▶ **Figure data in JSON**:
========================================================================

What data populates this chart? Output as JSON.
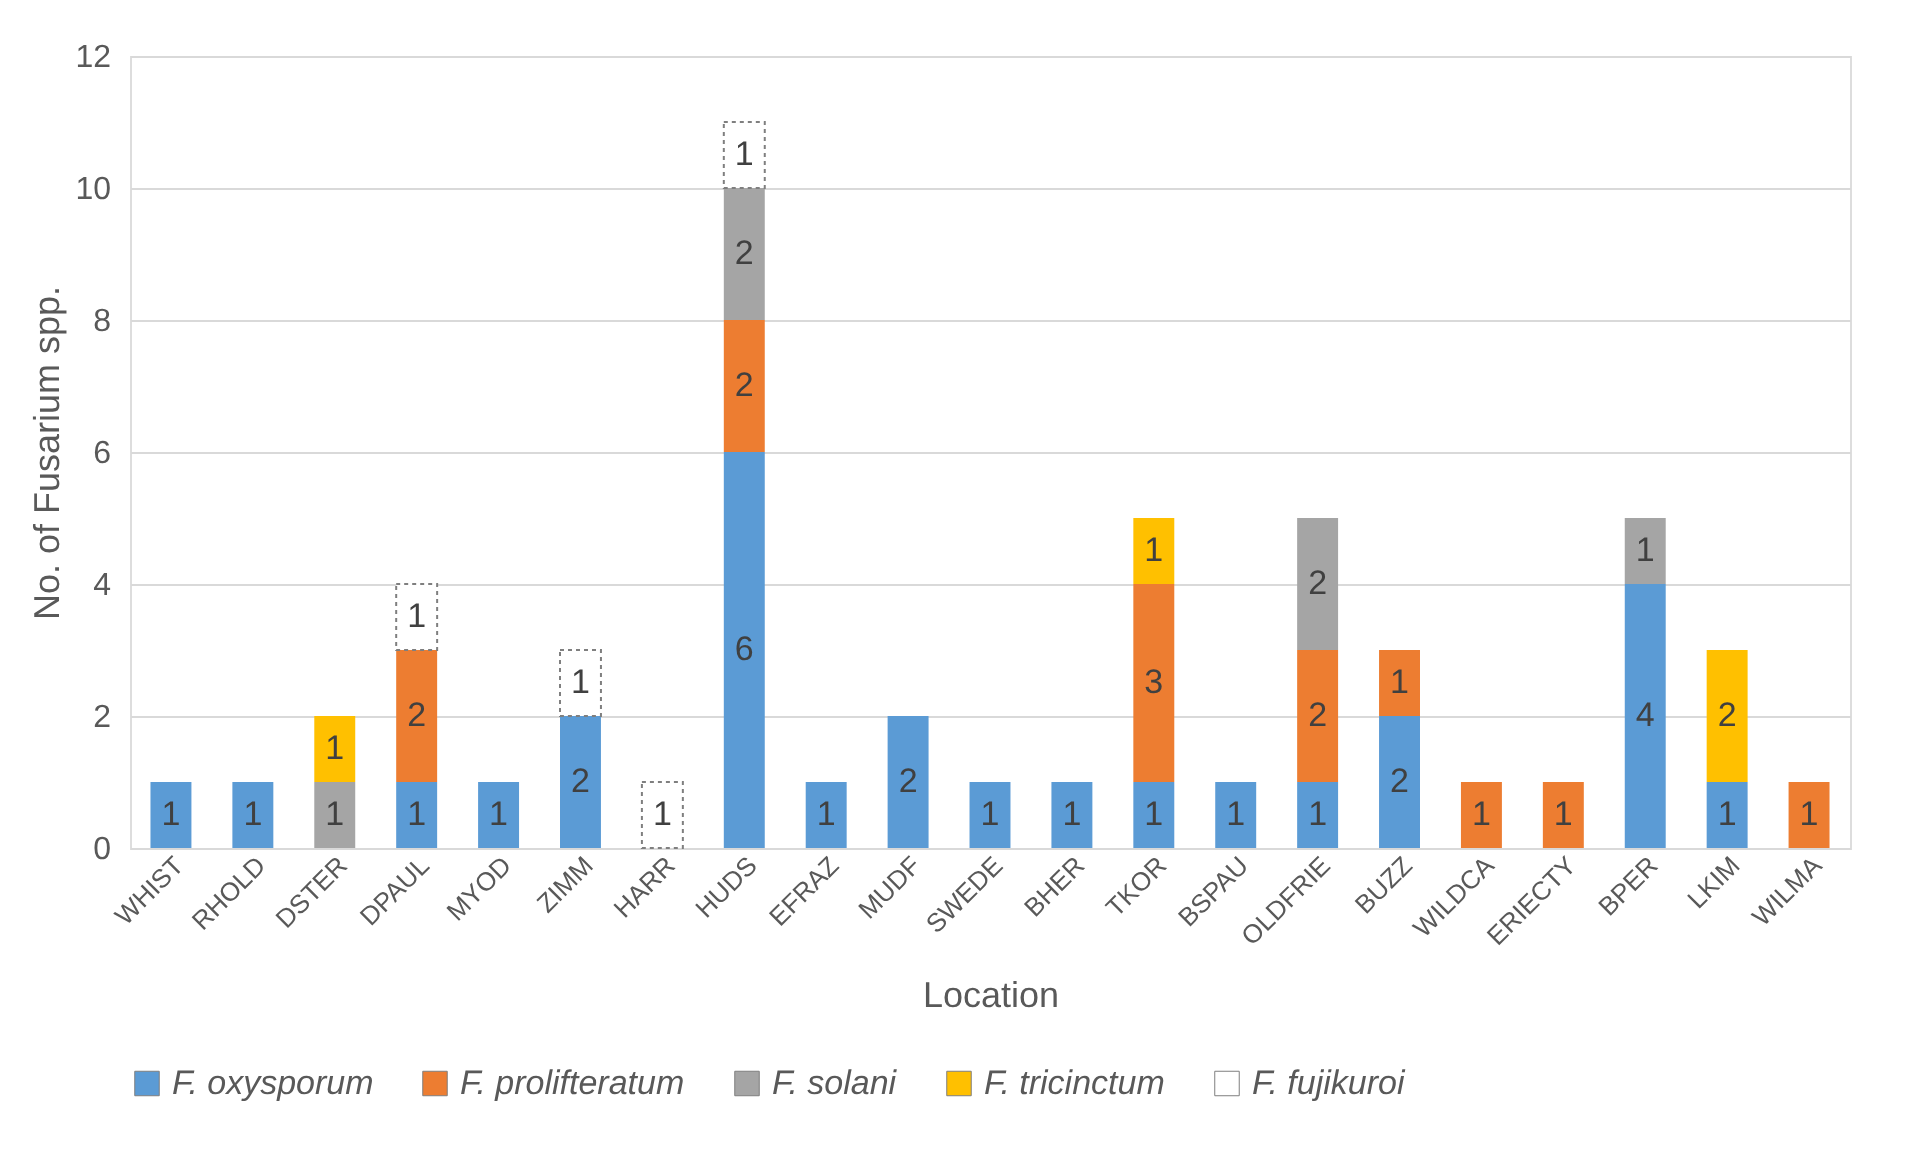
{
  "chart_data": {
    "type": "bar",
    "stacked": true,
    "xlabel": "Location",
    "ylabel": "No. of Fusarium spp.",
    "categories": [
      "WHIST",
      "RHOLD",
      "DSTER",
      "DPAUL",
      "MYOD",
      "ZIMM",
      "HARR",
      "HUDS",
      "EFRAZ",
      "MUDF",
      "SWEDE",
      "BHER",
      "TKOR",
      "BSPAU",
      "OLDFRIE",
      "BUZZ",
      "WILDCA",
      "ERIECTY",
      "BPER",
      "LKIM",
      "WILMA"
    ],
    "series": [
      {
        "name": "F. oxysporum",
        "color": "#5b9bd5",
        "values": [
          1,
          1,
          null,
          1,
          1,
          2,
          null,
          6,
          1,
          2,
          1,
          1,
          1,
          1,
          1,
          2,
          null,
          null,
          4,
          1,
          null
        ]
      },
      {
        "name": "F. prolifteratum",
        "color": "#ed7d31",
        "values": [
          null,
          null,
          null,
          2,
          null,
          null,
          null,
          2,
          null,
          null,
          null,
          null,
          3,
          null,
          2,
          1,
          1,
          1,
          null,
          null,
          1
        ]
      },
      {
        "name": "F. solani",
        "color": "#a5a5a5",
        "values": [
          null,
          null,
          1,
          null,
          null,
          null,
          null,
          2,
          null,
          null,
          null,
          null,
          null,
          null,
          2,
          null,
          null,
          null,
          1,
          null,
          null
        ]
      },
      {
        "name": "F. tricinctum",
        "color": "#ffc000",
        "values": [
          null,
          null,
          1,
          null,
          null,
          null,
          null,
          null,
          null,
          null,
          null,
          null,
          1,
          null,
          null,
          null,
          null,
          null,
          null,
          2,
          null
        ]
      },
      {
        "name": "F. fujikuroi",
        "color": "#ffffff",
        "values": [
          null,
          null,
          null,
          1,
          null,
          1,
          1,
          1,
          null,
          null,
          null,
          null,
          null,
          null,
          null,
          null,
          null,
          null,
          null,
          null,
          null
        ]
      }
    ],
    "ylim": [
      0,
      12
    ],
    "yticks": [
      0,
      2,
      4,
      6,
      8,
      10,
      12
    ],
    "grid": "y",
    "legend": "bottom",
    "data_labels": true
  }
}
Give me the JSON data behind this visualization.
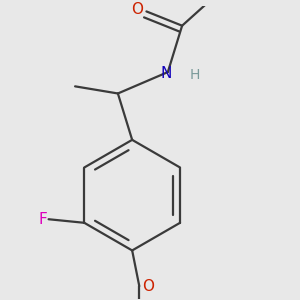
{
  "bg_color": "#e8e8e8",
  "bond_color": "#3a3a3a",
  "bond_lw": 1.6,
  "atom_colors": {
    "O": "#cc2200",
    "N": "#1100bb",
    "F": "#dd00bb",
    "H": "#7a9a9a"
  },
  "font_size_atom": 11,
  "font_size_H": 10,
  "font_size_small": 10
}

========================================================================

▶ **What you have to do**: Copy every line above that holds the word "name".

▶ **Exercise response**:
        "name": "F. oxysporum",
        "name": "F. prolifteratum",
        "name": "F. solani",
        "name": "F. tricinctum",
        "name": "F. fujikuroi",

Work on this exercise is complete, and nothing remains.